--- START OF PROVIDED RECORDS ---

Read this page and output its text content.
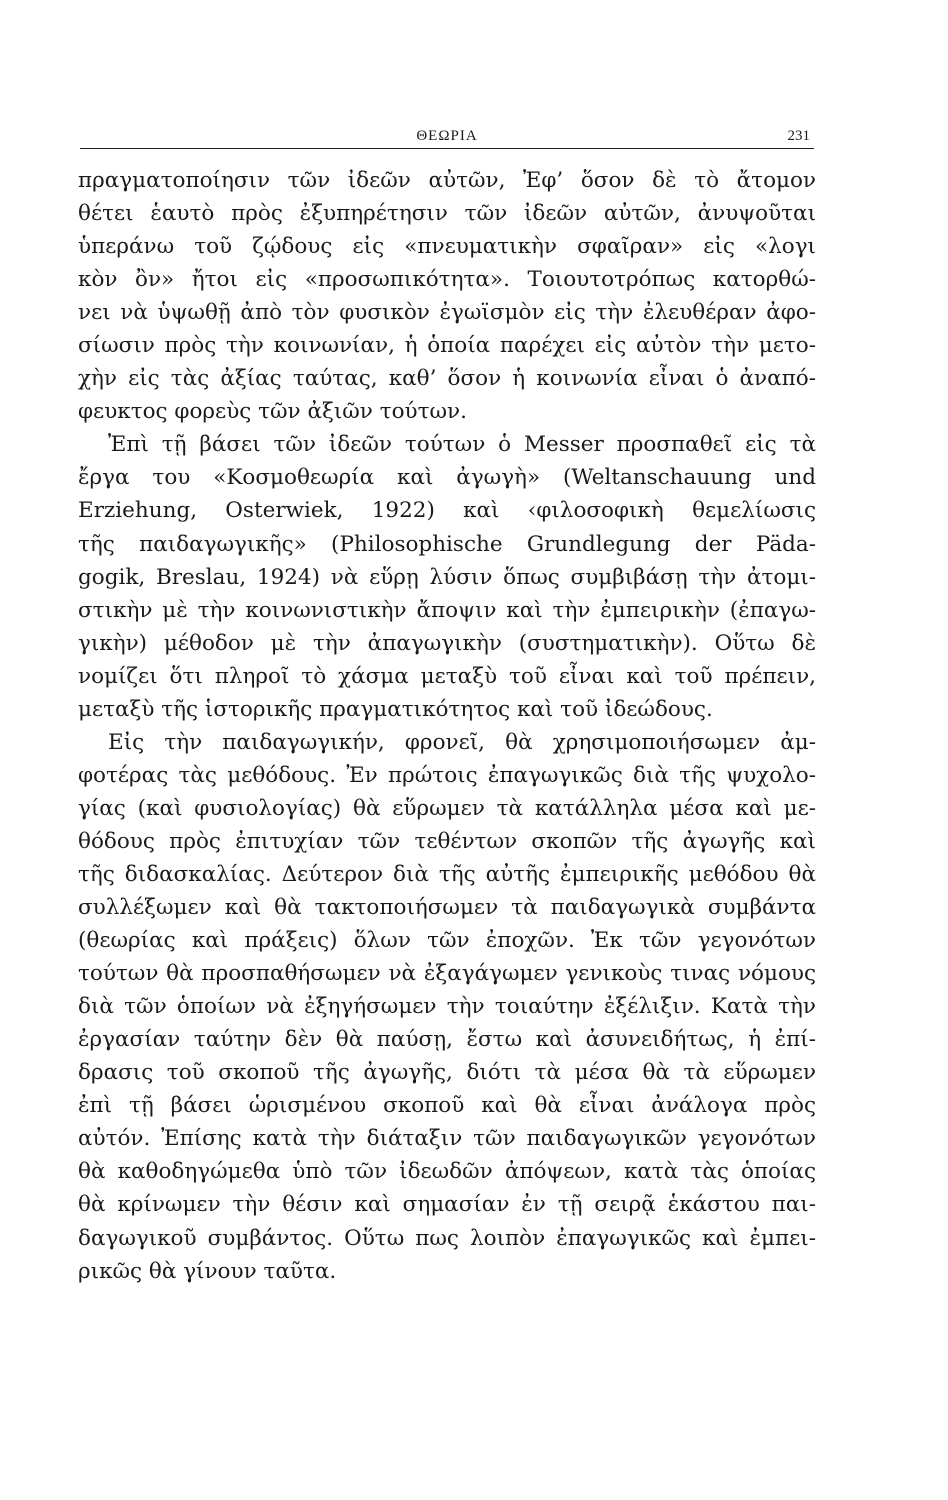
ΘΕΩΡΙΑ	231
πραγματοποίησιν τῶν ἰδεῶν αὐτῶν, Ἐφ’ ὅσον δὲ τὸ ἄτομον
θέτει ἑαυτὸ πρὸς ἐξυπηρέτησιν τῶν ἰδεῶν αὐτῶν, ἀνυψοῦται
ὑπεράνω τοῦ ζῴδους εἰς «πνευματικὴν σφαῖραν» εἰς «λογι
κὸν ὂν» ἤτοι εἰς «προσωπικότητα». Τοιουτοτρόπως κατορθώ-
νει νὰ ὑψωθῇ ἀπὸ τὸν φυσικὸν ἐγωϊσμὸν εἰς τὴν ἐλευθέραν ἀφο-
σίωσιν πρὸς τὴν κοινωνίαν, ἡ ὁποία παρέχει εἰς αὐτὸν τὴν μετο-
χὴν εἰς τὰς ἀξίας ταύτας, καθ’ ὅσον ἡ κοινωνία εἶναι ὁ ἀναπό-
φευκτος φορεὺς τῶν ἀξιῶν τούτων.
Ἐπὶ τῇ βάσει τῶν ἰδεῶν τούτων ὁ Messer προσπαθεῖ εἰς τὰ
ἔργα του «Κοσμοθεωρία καὶ ἀγωγὴ» (Weltanschauung und
Erziehung, Osterwiek, 1922) καὶ ‹φιλοσοφικὴ θεμελίωσις
τῆς παιδαγωγικῆς» (Philosophische Grundlegung der Päda-
gogik, Breslau, 1924) νὰ εὕρῃ λύσιν ὅπως συμβιβάσῃ τὴν ἀτομι-
στικὴν μὲ τὴν κοινωνιστικὴν ἄποψιν καὶ τὴν ἐμπειρικὴν (ἐπαγω-
γικὴν) μέθοδον μὲ τὴν ἀπαγωγικὴν (συστηματικὴν). Οὕτω δὲ
νομίζει ὅτι πληροῖ τὸ χάσμα μεταξὺ τοῦ εἶναι καὶ τοῦ πρέπειν,
μεταξὺ τῆς ἱστορικῆς πραγματικότητος καὶ τοῦ ἰδεώδους.
Εἰς τὴν παιδαγωγικήν, φρονεῖ, θὰ χρησιμοποιήσωμεν ἀμ-
φοτέρας τὰς μεθόδους. Ἐν πρώτοις ἐπαγωγικῶς διὰ τῆς ψυχολο-
γίας (καὶ φυσιολογίας) θὰ εὕρωμεν τὰ κατάλληλα μέσα καὶ με-
θόδους πρὸς ἐπιτυχίαν τῶν τεθέντων σκοπῶν τῆς ἀγωγῆς καὶ
τῆς διδασκαλίας. Δεύτερον διὰ τῆς αὐτῆς ἐμπειρικῆς μεθόδου θὰ
συλλέξωμεν καὶ θὰ τακτοποιήσωμεν τὰ παιδαγωγικὰ συμβάντα
(θεωρίας καὶ πράξεις) ὅλων τῶν ἐποχῶν. Ἐκ τῶν γεγονότων
τούτων θὰ προσπαθήσωμεν νὰ ἐξαγάγωμεν γενικοὺς τινας νόμους
διὰ τῶν ὁποίων νὰ ἐξηγήσωμεν τὴν τοιαύτην ἐξέλιξιν. Κατὰ τὴν
ἐργασίαν ταύτην δὲν θὰ παύσῃ, ἔστω καὶ ἀσυνειδήτως, ἡ ἐπί-
δρασις τοῦ σκοποῦ τῆς ἀγωγῆς, διότι τὰ μέσα θὰ τὰ εὕρωμεν
ἐπὶ τῇ βάσει ὡρισμένου σκοποῦ καὶ θὰ εἶναι ἀνάλογα πρὸς
αὐτόν. Ἐπίσης κατὰ τὴν διάταξιν τῶν παιδαγωγικῶν γεγονότων
θὰ καθοδηγώμεθα ὑπὸ τῶν ἰδεωδῶν ἀπόψεων, κατὰ τὰς ὁποίας
θὰ κρίνωμεν τὴν θέσιν καὶ σημασίαν ἐν τῇ σειρᾷ ἑκάστου παι-
δαγωγικοῦ συμβάντος. Οὕτω πως λοιπὸν ἐπαγωγικῶς καὶ ἐμπει-
ρικῶς θὰ γίνουν ταῦτα.
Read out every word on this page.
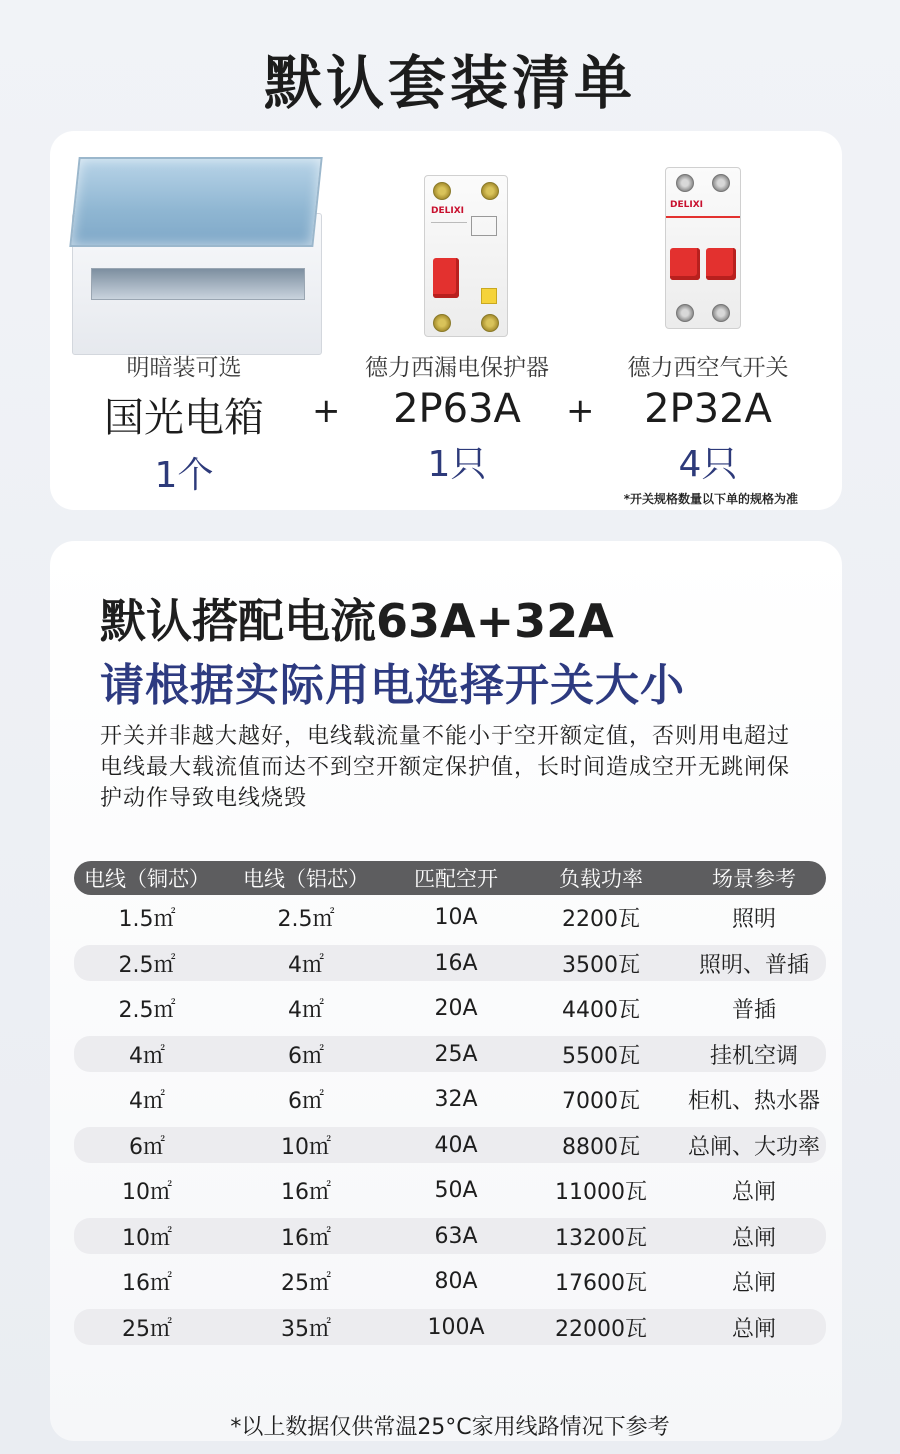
默认套装清单
DELIXI
DELIXI
明暗装可选
国光电箱
1个
+
德力西漏电保护器
2P63A
1只
+
德力西空气开关
2P32A
4只
*开关规格数量以下单的规格为准
默认搭配电流63A+32A
请根据实际用电选择开关大小
开关并非越大越好，电线载流量不能小于空开额定值，否则用电超过电线最大载流值而达不到空开额定保护值，长时间造成空开无跳闸保护动作导致电线烧毁
电线（铜芯）	电线（铝芯）	匹配空开	负载功率	场景参考
1.5㎡	2.5㎡	10A	2200瓦	照明
2.5㎡	4㎡	16A	3500瓦	照明、普插
2.5㎡	4㎡	20A	4400瓦	普插
4㎡	6㎡	25A	5500瓦	挂机空调
4㎡	6㎡	32A	7000瓦	柜机、热水器
6㎡	10㎡	40A	8800瓦	总闸、大功率
10㎡	16㎡	50A	11000瓦	总闸
10㎡	16㎡	63A	13200瓦	总闸
16㎡	25㎡	80A	17600瓦	总闸
25㎡	35㎡	100A	22000瓦	总闸
*以上数据仅供常温25°C家用线路情况下参考
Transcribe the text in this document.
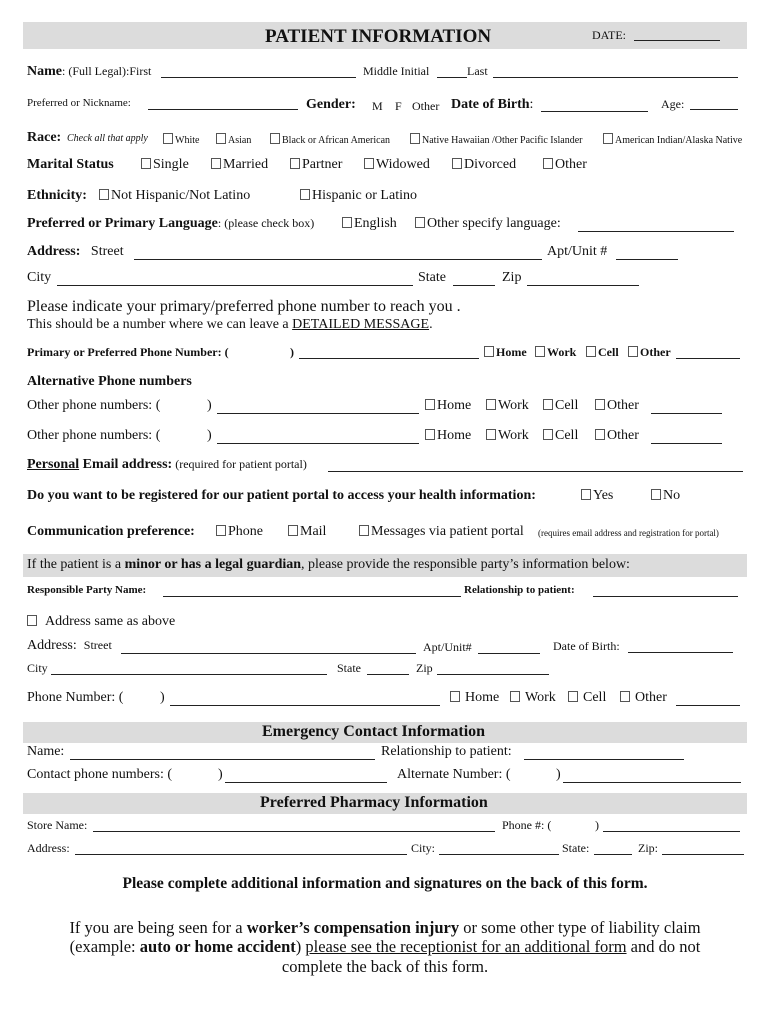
PATIENT INFORMATION	DATE:
Name: (Full Legal):First	Middle Initial	Last
Preferred or Nickname:	Gender: M F Other Date of Birth:	Age:
Race: Check all that apply	White	Asian	Black or African American	Native Hawaiian /Other Pacific Islander	American Indian/Alaska Native
Marital Status	Single	Married	Partner	Widowed	Divorced	Other
Ethnicity:	Not Hispanic/Not Latino	Hispanic or Latino
Preferred or Primary Language: (please check box)	English	Other specify language:
Address: Street	Apt/Unit #
City	State	Zip
Please indicate your primary/preferred phone number to reach you .
This should be a number where we can leave a DETAILED MESSAGE.
Primary or Preferred Phone Number: (	)	Home	Work	Cell	Other
Alternative Phone numbers
Other phone numbers: (	)	Home	Work	Cell	Other
Other phone numbers: (	)	Home	Work	Cell	Other
Personal Email address: (required for patient portal)
Do you want to be registered for our patient portal to access your health information:	Yes	No
Communication preference:	Phone	Mail	Messages via patient portal (requires email address and registration for portal)
If the patient is a minor or has a legal guardian, please provide the responsible party’s information below:
Responsible Party Name:	Relationship to patient:
Address same as above
Address: Street	Apt/Unit#	Date of Birth:
City	State	Zip
Phone Number: (	)	Home	Work	Cell	Other
Emergency Contact Information
Name:	Relationship to patient:
Contact phone numbers: (	)	Alternate Number: (	)
Preferred Pharmacy Information
Store Name:	Phone #: (	)
Address:	City:	State:	Zip:
Please complete additional information and signatures on the back of this form.
If you are being seen for a worker’s compensation injury or some other type of liability claim
(example: auto or home accident) please see the receptionist for an additional form and do not
complete the back of this form.
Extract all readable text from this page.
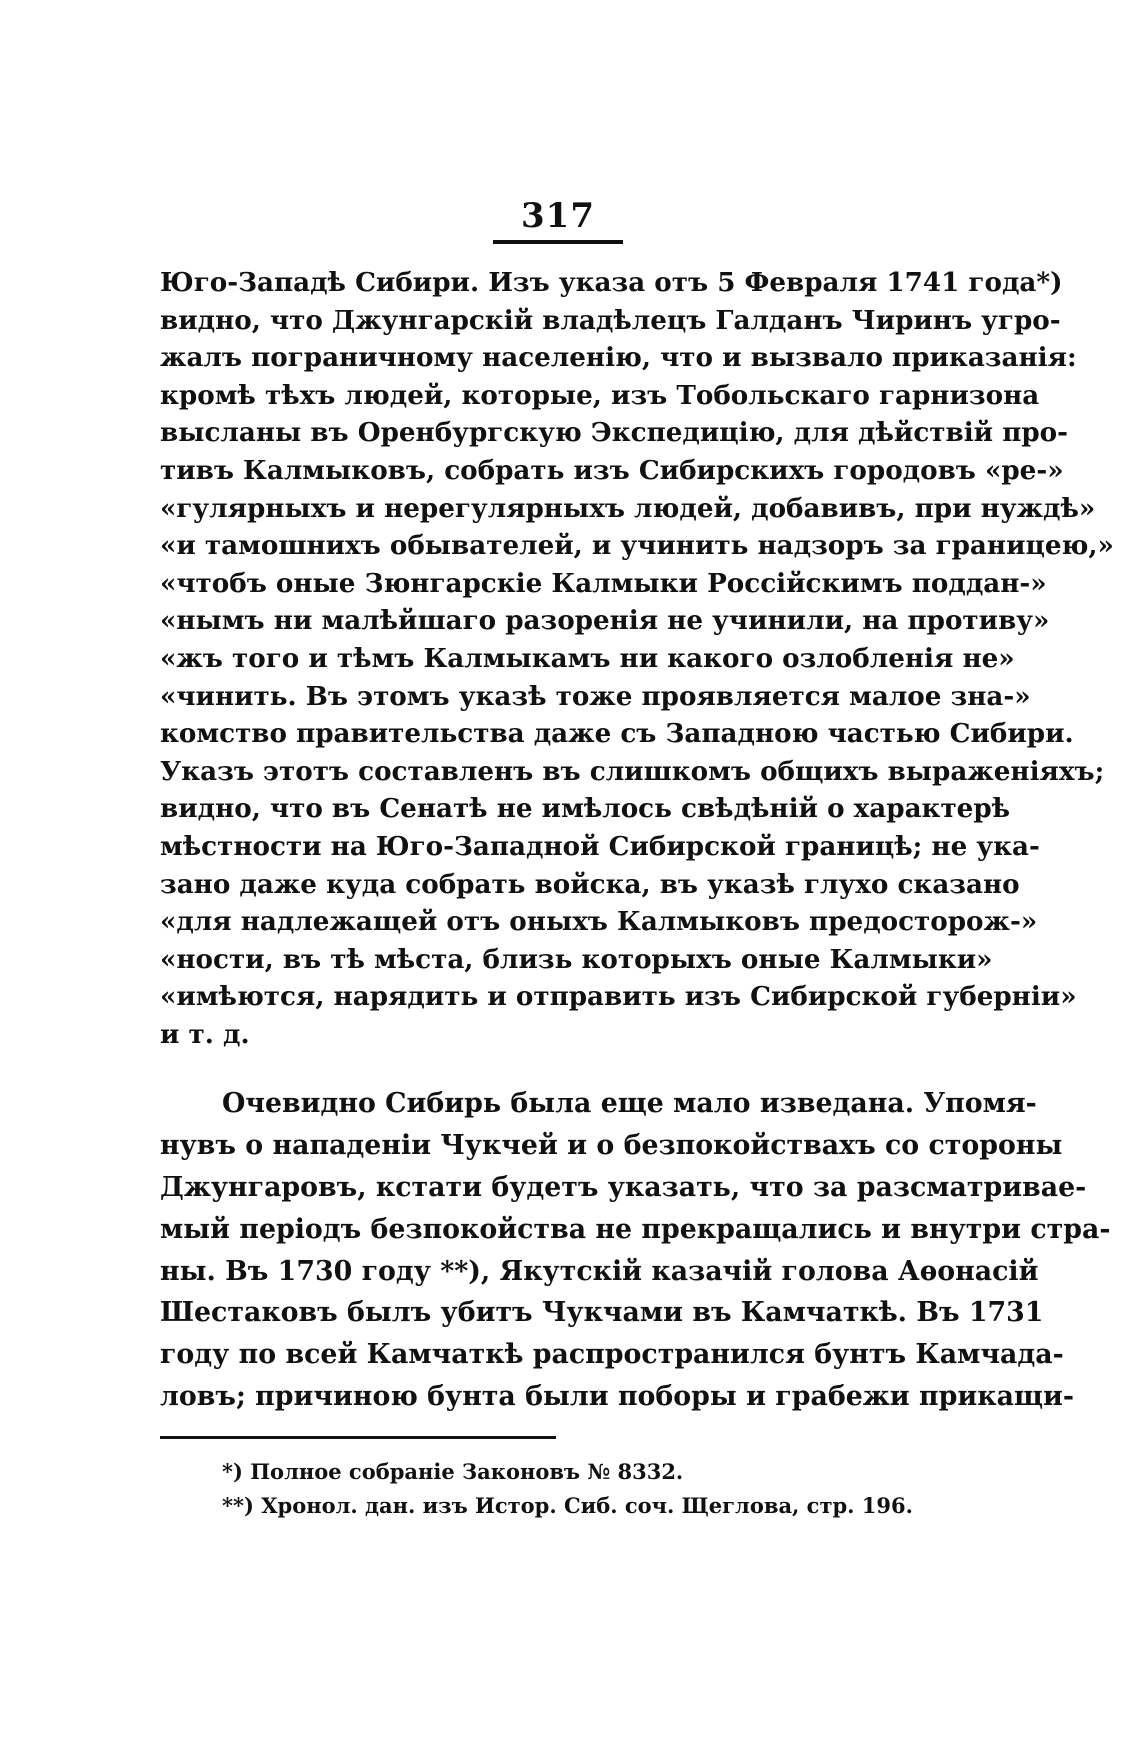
317
Юго-Западѣ Сибири. Изъ указа отъ 5 Февраля 1741 года*)
видно, что Джунгарскій владѣлецъ Галданъ Чиринъ угро-
жалъ пограничному населенію, что и вызвало приказанія:
кромѣ тѣхъ людей, которые, изъ Тобольскаго гарнизона
высланы въ Оренбургскую Экспедицію, для дѣйствій про-
тивъ Калмыковъ, собрать изъ Сибирскихъ городовъ «ре-»
«гулярныхъ и нерегулярныхъ людей, добавивъ, при нуждѣ»
«и тамошнихъ обывателей, и учинить надзоръ за границею,»
«чтобъ оные Зюнгарскіе Калмыки Россійскимъ поддан-»
«нымъ ни малѣйшаго разоренія не учинили, на противу»
«жъ того и тѣмъ Калмыкамъ ни какого озлобленія не»
«чинить. Въ этомъ указѣ тоже проявляется малое зна-»
комство правительства даже съ Западною частью Сибири.
Указъ этотъ составленъ въ слишкомъ общихъ выраженіяхъ;
видно, что въ Сенатѣ не имѣлось свѣдѣній о характерѣ
мѣстности на Юго-Западной Сибирской границѣ; не ука-
зано даже куда собрать войска, въ указѣ глухо сказано
«для надлежащей отъ оныхъ Калмыковъ предосторож-»
«ности, въ тѣ мѣста, близь которыхъ оные Калмыки»
«имѣются, нарядить и отправить изъ Сибирской губерніи»
и т. д.
Очевидно Сибирь была еще мало изведана. Упомя-
нувъ о нападеніи Чукчей и о безпокойствахъ со стороны
Джунгаровъ, кстати будетъ указать, что за разсматривае-
мый періодъ безпокойства не прекращались и внутри стра-
ны. Въ 1730 году **), Якутскій казачій голова Аѳонасій
Шестаковъ былъ убитъ Чукчами въ Камчаткѣ. Въ 1731
году по всей Камчаткѣ распространился бунтъ Камчада-
ловъ; причиною бунта были поборы и грабежи прикащи-
*) Полное собраніе Законовъ № 8332.
**) Хронол. дан. изъ Истор. Сиб. соч. Щеглова, стр. 196.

--- END OF PROVIDED RECORDS ---

YOUR OBJECTIVE => Copy each line above where the string "back" occurs.

EXERCISE RESULT =>
Please complete additional information and signatures on the back of this form.
complete the back of this form.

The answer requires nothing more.